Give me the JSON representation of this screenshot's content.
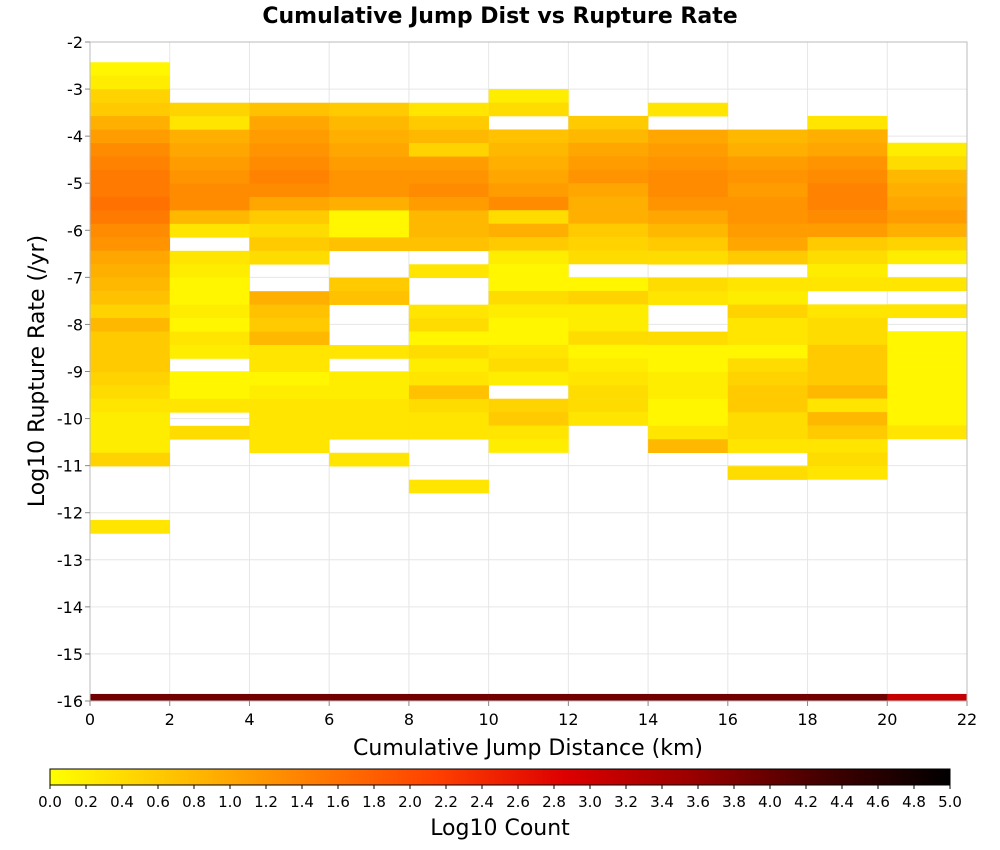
{
  "chart_data": {
    "type": "heatmap",
    "title": "Cumulative Jump Dist vs Rupture Rate",
    "xlabel": "Cumulative Jump Distance (km)",
    "ylabel": "Log10 Rupture Rate (/yr)",
    "xlim": [
      0,
      22
    ],
    "ylim": [
      -16,
      -2
    ],
    "x_ticks": [
      "0",
      "2",
      "4",
      "6",
      "8",
      "10",
      "12",
      "14",
      "16",
      "18",
      "20",
      "22"
    ],
    "y_ticks": [
      "-2",
      "-3",
      "-4",
      "-5",
      "-6",
      "-7",
      "-8",
      "-9",
      "-10",
      "-11",
      "-12",
      "-13",
      "-14",
      "-15",
      "-16"
    ],
    "x_bin_width": 2,
    "y_bin_height": 0.286,
    "grid": true,
    "colorbar": {
      "label": "Log10 Count",
      "min": 0.0,
      "max": 5.0,
      "ticks": [
        "0.0",
        "0.2",
        "0.4",
        "0.6",
        "0.8",
        "1.0",
        "1.2",
        "1.4",
        "1.6",
        "1.8",
        "2.0",
        "2.2",
        "2.4",
        "2.6",
        "2.8",
        "3.0",
        "3.2",
        "3.4",
        "3.6",
        "3.8",
        "4.0",
        "4.2",
        "4.4",
        "4.6",
        "4.8",
        "5.0"
      ],
      "colors": [
        "#ffff00",
        "#ffc000",
        "#ff8000",
        "#ff4000",
        "#dd0000",
        "#990000",
        "#440000",
        "#000000"
      ]
    },
    "columns": [
      {
        "x0": 0,
        "y_start": -2.43,
        "values": [
          0.1,
          0.2,
          0.5,
          0.6,
          0.9,
          1.1,
          1.3,
          1.4,
          1.5,
          1.5,
          1.6,
          1.5,
          1.3,
          1.2,
          1.0,
          0.9,
          0.8,
          0.7,
          0.5,
          0.8,
          0.6,
          0.6,
          0.6,
          0.5,
          0.4,
          0.3,
          0.2,
          0.2,
          0.2,
          0.5,
          null,
          null,
          null,
          null,
          0.3
        ]
      },
      {
        "x0": 2,
        "y_start": -3.29,
        "values": [
          0.5,
          0.3,
          0.9,
          1.0,
          1.1,
          1.2,
          1.3,
          1.3,
          0.8,
          0.3,
          null,
          0.3,
          0.2,
          0.1,
          0.1,
          0.2,
          0.1,
          0.3,
          0.2,
          null,
          0.1,
          0.1,
          0.3,
          null,
          0.4
        ]
      },
      {
        "x0": 4,
        "y_start": -3.29,
        "values": [
          0.7,
          1.0,
          1.1,
          1.2,
          1.3,
          1.4,
          1.3,
          1.0,
          0.6,
          0.4,
          0.6,
          0.4,
          null,
          null,
          0.9,
          0.7,
          0.6,
          0.8,
          0.3,
          0.3,
          0.1,
          0.2,
          0.3,
          0.3,
          0.3,
          0.3
        ]
      },
      {
        "x0": 6,
        "y_start": -3.29,
        "values": [
          0.6,
          0.8,
          0.9,
          1.0,
          1.1,
          1.2,
          1.2,
          0.9,
          0.1,
          0.1,
          0.7,
          null,
          null,
          0.6,
          0.7,
          null,
          null,
          null,
          0.3,
          null,
          0.2,
          0.2,
          0.3,
          0.3,
          0.3,
          null,
          0.3
        ]
      },
      {
        "x0": 8,
        "y_start": -3.29,
        "values": [
          0.3,
          0.6,
          0.8,
          0.5,
          1.1,
          1.2,
          1.3,
          1.1,
          0.8,
          0.8,
          0.7,
          null,
          0.3,
          null,
          null,
          0.3,
          0.4,
          0.1,
          0.4,
          0.2,
          0.3,
          0.7,
          0.4,
          0.3,
          0.3,
          null,
          null,
          null,
          0.3
        ]
      },
      {
        "x0": 10,
        "y_start": -3.0,
        "values": [
          0.2,
          0.4,
          null,
          0.7,
          0.8,
          0.9,
          1.0,
          1.1,
          1.3,
          0.4,
          0.9,
          0.6,
          0.2,
          0.1,
          0.1,
          0.4,
          0.2,
          0.1,
          0.1,
          0.3,
          0.4,
          0.2,
          null,
          0.5,
          0.6,
          0.3,
          0.2
        ]
      },
      {
        "x0": 12,
        "y_start": -3.57,
        "values": [
          0.6,
          0.8,
          1.0,
          1.1,
          1.2,
          1.0,
          0.9,
          0.9,
          0.6,
          0.5,
          0.4,
          null,
          0.1,
          0.5,
          0.2,
          0.2,
          0.4,
          0.1,
          0.2,
          0.3,
          0.4,
          0.4,
          0.3
        ]
      },
      {
        "x0": 14,
        "y_start": -3.29,
        "values": [
          0.3,
          null,
          1.0,
          1.1,
          1.2,
          1.3,
          1.3,
          1.2,
          1.0,
          0.8,
          0.6,
          0.4,
          null,
          0.4,
          0.3,
          null,
          null,
          0.4,
          0.1,
          0.1,
          0.2,
          0.2,
          0.1,
          0.1,
          0.3,
          0.8
        ]
      },
      {
        "x0": 16,
        "y_start": -3.86,
        "values": [
          0.8,
          0.9,
          1.1,
          1.2,
          1.1,
          1.2,
          1.2,
          1.1,
          1.0,
          0.6,
          null,
          0.3,
          0.2,
          0.5,
          0.3,
          0.3,
          0.1,
          0.4,
          0.5,
          0.6,
          0.6,
          0.4,
          0.4,
          0.3,
          null,
          0.4
        ]
      },
      {
        "x0": 18,
        "y_start": -3.57,
        "values": [
          0.3,
          0.9,
          1.0,
          1.2,
          1.3,
          1.4,
          1.4,
          1.3,
          1.1,
          0.6,
          0.4,
          0.2,
          0.3,
          null,
          0.3,
          0.4,
          0.4,
          0.6,
          0.6,
          0.6,
          0.8,
          0.3,
          0.8,
          0.6,
          0.3,
          0.4,
          0.3
        ]
      },
      {
        "x0": 20,
        "y_start": -4.14,
        "values": [
          0.2,
          0.4,
          0.8,
          0.9,
          1.0,
          1.1,
          0.9,
          0.5,
          0.2,
          null,
          0.3,
          null,
          0.3,
          null,
          0.1,
          0.1,
          0.1,
          0.1,
          0.1,
          0.1,
          0.1,
          0.3
        ]
      }
    ],
    "bottom_strip": {
      "y_from": -16.0,
      "y_to": -15.85,
      "values": [
        3.9,
        3.9,
        3.9,
        3.9,
        3.9,
        3.9,
        3.9,
        3.9,
        3.9,
        3.9,
        3.1
      ]
    }
  }
}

■ Required task: Copy the listing over exactly, skipping the pictures it holds.

■ Result:
Give me the JSON representation of this screenshot's content.
{
  "chart_data": {
    "type": "heatmap",
    "title": "Cumulative Jump Dist vs Rupture Rate",
    "xlabel": "Cumulative Jump Distance (km)",
    "ylabel": "Log10 Rupture Rate (/yr)",
    "xlim": [
      0,
      22
    ],
    "ylim": [
      -16,
      -2
    ],
    "x_ticks": [
      "0",
      "2",
      "4",
      "6",
      "8",
      "10",
      "12",
      "14",
      "16",
      "18",
      "20",
      "22"
    ],
    "y_ticks": [
      "-2",
      "-3",
      "-4",
      "-5",
      "-6",
      "-7",
      "-8",
      "-9",
      "-10",
      "-11",
      "-12",
      "-13",
      "-14",
      "-15",
      "-16"
    ],
    "x_bin_width": 2,
    "y_bin_height": 0.286,
    "grid": true,
    "colorbar": {
      "label": "Log10 Count",
      "min": 0.0,
      "max": 5.0,
      "ticks": [
        "0.0",
        "0.2",
        "0.4",
        "0.6",
        "0.8",
        "1.0",
        "1.2",
        "1.4",
        "1.6",
        "1.8",
        "2.0",
        "2.2",
        "2.4",
        "2.6",
        "2.8",
        "3.0",
        "3.2",
        "3.4",
        "3.6",
        "3.8",
        "4.0",
        "4.2",
        "4.4",
        "4.6",
        "4.8",
        "5.0"
      ],
      "colors": [
        "#ffff00",
        "#ffc000",
        "#ff8000",
        "#ff4000",
        "#dd0000",
        "#990000",
        "#440000",
        "#000000"
      ]
    },
    "columns": [
      {
        "x0": 0,
        "y_start": -2.43,
        "values": [
          0.1,
          0.2,
          0.5,
          0.6,
          0.9,
          1.1,
          1.3,
          1.4,
          1.5,
          1.5,
          1.6,
          1.5,
          1.3,
          1.2,
          1.0,
          0.9,
          0.8,
          0.7,
          0.5,
          0.8,
          0.6,
          0.6,
          0.6,
          0.5,
          0.4,
          0.3,
          0.2,
          0.2,
          0.2,
          0.5,
          null,
          null,
          null,
          null,
          0.3
        ]
      },
      {
        "x0": 2,
        "y_start": -3.29,
        "values": [
          0.5,
          0.3,
          0.9,
          1.0,
          1.1,
          1.2,
          1.3,
          1.3,
          0.8,
          0.3,
          null,
          0.3,
          0.2,
          0.1,
          0.1,
          0.2,
          0.1,
          0.3,
          0.2,
          null,
          0.1,
          0.1,
          0.3,
          null,
          0.4
        ]
      },
      {
        "x0": 4,
        "y_start": -3.29,
        "values": [
          0.7,
          1.0,
          1.1,
          1.2,
          1.3,
          1.4,
          1.3,
          1.0,
          0.6,
          0.4,
          0.6,
          0.4,
          null,
          null,
          0.9,
          0.7,
          0.6,
          0.8,
          0.3,
          0.3,
          0.1,
          0.2,
          0.3,
          0.3,
          0.3,
          0.3
        ]
      },
      {
        "x0": 6,
        "y_start": -3.29,
        "values": [
          0.6,
          0.8,
          0.9,
          1.0,
          1.1,
          1.2,
          1.2,
          0.9,
          0.1,
          0.1,
          0.7,
          null,
          null,
          0.6,
          0.7,
          null,
          null,
          null,
          0.3,
          null,
          0.2,
          0.2,
          0.3,
          0.3,
          0.3,
          null,
          0.3
        ]
      },
      {
        "x0": 8,
        "y_start": -3.29,
        "values": [
          0.3,
          0.6,
          0.8,
          0.5,
          1.1,
          1.2,
          1.3,
          1.1,
          0.8,
          0.8,
          0.7,
          null,
          0.3,
          null,
          null,
          0.3,
          0.4,
          0.1,
          0.4,
          0.2,
          0.3,
          0.7,
          0.4,
          0.3,
          0.3,
          null,
          null,
          null,
          0.3
        ]
      },
      {
        "x0": 10,
        "y_start": -3.0,
        "values": [
          0.2,
          0.4,
          null,
          0.7,
          0.8,
          0.9,
          1.0,
          1.1,
          1.3,
          0.4,
          0.9,
          0.6,
          0.2,
          0.1,
          0.1,
          0.4,
          0.2,
          0.1,
          0.1,
          0.3,
          0.4,
          0.2,
          null,
          0.5,
          0.6,
          0.3,
          0.2
        ]
      },
      {
        "x0": 12,
        "y_start": -3.57,
        "values": [
          0.6,
          0.8,
          1.0,
          1.1,
          1.2,
          1.0,
          0.9,
          0.9,
          0.6,
          0.5,
          0.4,
          null,
          0.1,
          0.5,
          0.2,
          0.2,
          0.4,
          0.1,
          0.2,
          0.3,
          0.4,
          0.4,
          0.3
        ]
      },
      {
        "x0": 14,
        "y_start": -3.29,
        "values": [
          0.3,
          null,
          1.0,
          1.1,
          1.2,
          1.3,
          1.3,
          1.2,
          1.0,
          0.8,
          0.6,
          0.4,
          null,
          0.4,
          0.3,
          null,
          null,
          0.4,
          0.1,
          0.1,
          0.2,
          0.2,
          0.1,
          0.1,
          0.3,
          0.8
        ]
      },
      {
        "x0": 16,
        "y_start": -3.86,
        "values": [
          0.8,
          0.9,
          1.1,
          1.2,
          1.1,
          1.2,
          1.2,
          1.1,
          1.0,
          0.6,
          null,
          0.3,
          0.2,
          0.5,
          0.3,
          0.3,
          0.1,
          0.4,
          0.5,
          0.6,
          0.6,
          0.4,
          0.4,
          0.3,
          null,
          0.4
        ]
      },
      {
        "x0": 18,
        "y_start": -3.57,
        "values": [
          0.3,
          0.9,
          1.0,
          1.2,
          1.3,
          1.4,
          1.4,
          1.3,
          1.1,
          0.6,
          0.4,
          0.2,
          0.3,
          null,
          0.3,
          0.4,
          0.4,
          0.6,
          0.6,
          0.6,
          0.8,
          0.3,
          0.8,
          0.6,
          0.3,
          0.4,
          0.3
        ]
      },
      {
        "x0": 20,
        "y_start": -4.14,
        "values": [
          0.2,
          0.4,
          0.8,
          0.9,
          1.0,
          1.1,
          0.9,
          0.5,
          0.2,
          null,
          0.3,
          null,
          0.3,
          null,
          0.1,
          0.1,
          0.1,
          0.1,
          0.1,
          0.1,
          0.1,
          0.3
        ]
      }
    ],
    "bottom_strip": {
      "y_from": -16.0,
      "y_to": -15.85,
      "values": [
        3.9,
        3.9,
        3.9,
        3.9,
        3.9,
        3.9,
        3.9,
        3.9,
        3.9,
        3.9,
        3.1
      ]
    }
  }
}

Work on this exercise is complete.